Start of Block
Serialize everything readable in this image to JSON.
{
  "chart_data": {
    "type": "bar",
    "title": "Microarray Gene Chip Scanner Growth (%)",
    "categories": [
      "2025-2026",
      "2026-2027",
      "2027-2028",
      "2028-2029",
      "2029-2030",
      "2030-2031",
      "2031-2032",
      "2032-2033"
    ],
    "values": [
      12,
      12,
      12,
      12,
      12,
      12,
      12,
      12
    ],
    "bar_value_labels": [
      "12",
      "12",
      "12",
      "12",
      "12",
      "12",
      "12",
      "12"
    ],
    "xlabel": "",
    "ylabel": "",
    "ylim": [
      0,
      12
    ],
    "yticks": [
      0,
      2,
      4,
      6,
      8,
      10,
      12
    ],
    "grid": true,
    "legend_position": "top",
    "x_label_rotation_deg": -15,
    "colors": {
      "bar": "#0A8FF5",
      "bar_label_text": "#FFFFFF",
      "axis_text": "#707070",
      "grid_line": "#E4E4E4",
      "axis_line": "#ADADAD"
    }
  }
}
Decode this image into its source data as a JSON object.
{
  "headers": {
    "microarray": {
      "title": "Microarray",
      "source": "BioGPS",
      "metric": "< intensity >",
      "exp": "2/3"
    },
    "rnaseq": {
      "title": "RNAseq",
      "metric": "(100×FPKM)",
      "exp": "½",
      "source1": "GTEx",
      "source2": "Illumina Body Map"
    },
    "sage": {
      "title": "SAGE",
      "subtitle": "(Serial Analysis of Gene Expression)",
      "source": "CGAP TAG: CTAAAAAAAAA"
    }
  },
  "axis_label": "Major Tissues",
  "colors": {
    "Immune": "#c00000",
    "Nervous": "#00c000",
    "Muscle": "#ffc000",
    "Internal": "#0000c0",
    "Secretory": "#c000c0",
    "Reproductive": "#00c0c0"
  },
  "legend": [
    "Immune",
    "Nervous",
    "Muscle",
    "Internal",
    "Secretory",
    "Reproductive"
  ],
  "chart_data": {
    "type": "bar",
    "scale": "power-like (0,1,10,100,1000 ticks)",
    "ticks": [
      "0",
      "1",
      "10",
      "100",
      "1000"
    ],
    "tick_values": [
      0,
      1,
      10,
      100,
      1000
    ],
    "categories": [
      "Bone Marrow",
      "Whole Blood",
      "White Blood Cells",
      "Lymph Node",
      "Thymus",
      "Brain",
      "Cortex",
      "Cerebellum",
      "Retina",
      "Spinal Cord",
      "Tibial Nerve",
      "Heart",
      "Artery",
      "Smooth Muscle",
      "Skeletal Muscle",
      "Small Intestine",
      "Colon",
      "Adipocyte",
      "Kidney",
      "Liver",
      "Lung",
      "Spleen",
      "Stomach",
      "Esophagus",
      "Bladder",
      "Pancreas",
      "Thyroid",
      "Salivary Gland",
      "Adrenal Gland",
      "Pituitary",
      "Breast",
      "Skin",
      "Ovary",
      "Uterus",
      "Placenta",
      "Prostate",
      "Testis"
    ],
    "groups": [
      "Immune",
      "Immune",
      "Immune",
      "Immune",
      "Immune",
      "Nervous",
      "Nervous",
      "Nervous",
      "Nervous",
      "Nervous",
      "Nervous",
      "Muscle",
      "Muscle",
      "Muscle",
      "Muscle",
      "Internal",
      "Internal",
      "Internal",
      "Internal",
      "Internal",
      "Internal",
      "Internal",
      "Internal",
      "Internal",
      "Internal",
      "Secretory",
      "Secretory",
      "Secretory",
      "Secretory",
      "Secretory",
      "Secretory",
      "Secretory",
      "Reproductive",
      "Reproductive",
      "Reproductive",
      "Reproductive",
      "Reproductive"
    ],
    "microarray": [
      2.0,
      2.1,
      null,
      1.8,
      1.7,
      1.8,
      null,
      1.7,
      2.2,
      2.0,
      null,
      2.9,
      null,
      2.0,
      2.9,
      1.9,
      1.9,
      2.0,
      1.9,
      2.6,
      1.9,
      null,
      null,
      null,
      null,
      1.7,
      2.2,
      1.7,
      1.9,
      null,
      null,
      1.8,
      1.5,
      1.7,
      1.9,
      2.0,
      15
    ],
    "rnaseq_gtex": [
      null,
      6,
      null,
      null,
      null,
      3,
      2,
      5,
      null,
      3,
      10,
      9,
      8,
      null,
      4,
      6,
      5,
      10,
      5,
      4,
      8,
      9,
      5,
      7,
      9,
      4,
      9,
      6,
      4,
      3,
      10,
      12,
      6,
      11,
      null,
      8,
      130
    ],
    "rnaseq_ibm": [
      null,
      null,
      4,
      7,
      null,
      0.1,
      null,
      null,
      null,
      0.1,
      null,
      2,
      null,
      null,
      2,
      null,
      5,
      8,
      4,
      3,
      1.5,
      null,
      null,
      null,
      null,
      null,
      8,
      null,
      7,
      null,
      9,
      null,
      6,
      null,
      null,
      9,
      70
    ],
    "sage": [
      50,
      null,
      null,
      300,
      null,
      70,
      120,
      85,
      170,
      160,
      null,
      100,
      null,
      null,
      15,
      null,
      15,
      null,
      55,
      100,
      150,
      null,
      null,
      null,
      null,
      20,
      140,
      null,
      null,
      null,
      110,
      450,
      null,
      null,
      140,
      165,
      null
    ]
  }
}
End of Block
## WHAT THE EXERCISE ASKS
The reply must present every entry, transcribed with its exact wording.

## EXPECTED ANSWER
Serialize everything readable in this image to JSON.
{
  "chart_data": {
    "type": "bar",
    "title": "Microarray Gene Chip Scanner Growth (%)",
    "categories": [
      "2025-2026",
      "2026-2027",
      "2027-2028",
      "2028-2029",
      "2029-2030",
      "2030-2031",
      "2031-2032",
      "2032-2033"
    ],
    "values": [
      12,
      12,
      12,
      12,
      12,
      12,
      12,
      12
    ],
    "bar_value_labels": [
      "12",
      "12",
      "12",
      "12",
      "12",
      "12",
      "12",
      "12"
    ],
    "xlabel": "",
    "ylabel": "",
    "ylim": [
      0,
      12
    ],
    "yticks": [
      0,
      2,
      4,
      6,
      8,
      10,
      12
    ],
    "grid": true,
    "legend_position": "top",
    "x_label_rotation_deg": -15,
    "colors": {
      "bar": "#0A8FF5",
      "bar_label_text": "#FFFFFF",
      "axis_text": "#707070",
      "grid_line": "#E4E4E4",
      "axis_line": "#ADADAD"
    }
  }
}
Decode this image into its source data as a JSON object.
{
  "headers": {
    "microarray": {
      "title": "Microarray",
      "source": "BioGPS",
      "metric": "< intensity >",
      "exp": "2/3"
    },
    "rnaseq": {
      "title": "RNAseq",
      "metric": "(100×FPKM)",
      "exp": "½",
      "source1": "GTEx",
      "source2": "Illumina Body Map"
    },
    "sage": {
      "title": "SAGE",
      "subtitle": "(Serial Analysis of Gene Expression)",
      "source": "CGAP TAG: CTAAAAAAAAA"
    }
  },
  "axis_label": "Major Tissues",
  "colors": {
    "Immune": "#c00000",
    "Nervous": "#00c000",
    "Muscle": "#ffc000",
    "Internal": "#0000c0",
    "Secretory": "#c000c0",
    "Reproductive": "#00c0c0"
  },
  "legend": [
    "Immune",
    "Nervous",
    "Muscle",
    "Internal",
    "Secretory",
    "Reproductive"
  ],
  "chart_data": {
    "type": "bar",
    "scale": "power-like (0,1,10,100,1000 ticks)",
    "ticks": [
      "0",
      "1",
      "10",
      "100",
      "1000"
    ],
    "tick_values": [
      0,
      1,
      10,
      100,
      1000
    ],
    "categories": [
      "Bone Marrow",
      "Whole Blood",
      "White Blood Cells",
      "Lymph Node",
      "Thymus",
      "Brain",
      "Cortex",
      "Cerebellum",
      "Retina",
      "Spinal Cord",
      "Tibial Nerve",
      "Heart",
      "Artery",
      "Smooth Muscle",
      "Skeletal Muscle",
      "Small Intestine",
      "Colon",
      "Adipocyte",
      "Kidney",
      "Liver",
      "Lung",
      "Spleen",
      "Stomach",
      "Esophagus",
      "Bladder",
      "Pancreas",
      "Thyroid",
      "Salivary Gland",
      "Adrenal Gland",
      "Pituitary",
      "Breast",
      "Skin",
      "Ovary",
      "Uterus",
      "Placenta",
      "Prostate",
      "Testis"
    ],
    "groups": [
      "Immune",
      "Immune",
      "Immune",
      "Immune",
      "Immune",
      "Nervous",
      "Nervous",
      "Nervous",
      "Nervous",
      "Nervous",
      "Nervous",
      "Muscle",
      "Muscle",
      "Muscle",
      "Muscle",
      "Internal",
      "Internal",
      "Internal",
      "Internal",
      "Internal",
      "Internal",
      "Internal",
      "Internal",
      "Internal",
      "Internal",
      "Secretory",
      "Secretory",
      "Secretory",
      "Secretory",
      "Secretory",
      "Secretory",
      "Secretory",
      "Reproductive",
      "Reproductive",
      "Reproductive",
      "Reproductive",
      "Reproductive"
    ],
    "microarray": [
      2.0,
      2.1,
      null,
      1.8,
      1.7,
      1.8,
      null,
      1.7,
      2.2,
      2.0,
      null,
      2.9,
      null,
      2.0,
      2.9,
      1.9,
      1.9,
      2.0,
      1.9,
      2.6,
      1.9,
      null,
      null,
      null,
      null,
      1.7,
      2.2,
      1.7,
      1.9,
      null,
      null,
      1.8,
      1.5,
      1.7,
      1.9,
      2.0,
      15
    ],
    "rnaseq_gtex": [
      null,
      6,
      null,
      null,
      null,
      3,
      2,
      5,
      null,
      3,
      10,
      9,
      8,
      null,
      4,
      6,
      5,
      10,
      5,
      4,
      8,
      9,
      5,
      7,
      9,
      4,
      9,
      6,
      4,
      3,
      10,
      12,
      6,
      11,
      null,
      8,
      130
    ],
    "rnaseq_ibm": [
      null,
      null,
      4,
      7,
      null,
      0.1,
      null,
      null,
      null,
      0.1,
      null,
      2,
      null,
      null,
      2,
      null,
      5,
      8,
      4,
      3,
      1.5,
      null,
      null,
      null,
      null,
      null,
      8,
      null,
      7,
      null,
      9,
      null,
      6,
      null,
      null,
      9,
      70
    ],
    "sage": [
      50,
      null,
      null,
      300,
      null,
      70,
      120,
      85,
      170,
      160,
      null,
      100,
      null,
      null,
      15,
      null,
      15,
      null,
      55,
      100,
      150,
      null,
      null,
      null,
      null,
      20,
      140,
      null,
      null,
      null,
      110,
      450,
      null,
      null,
      140,
      165,
      null
    ]
  }
}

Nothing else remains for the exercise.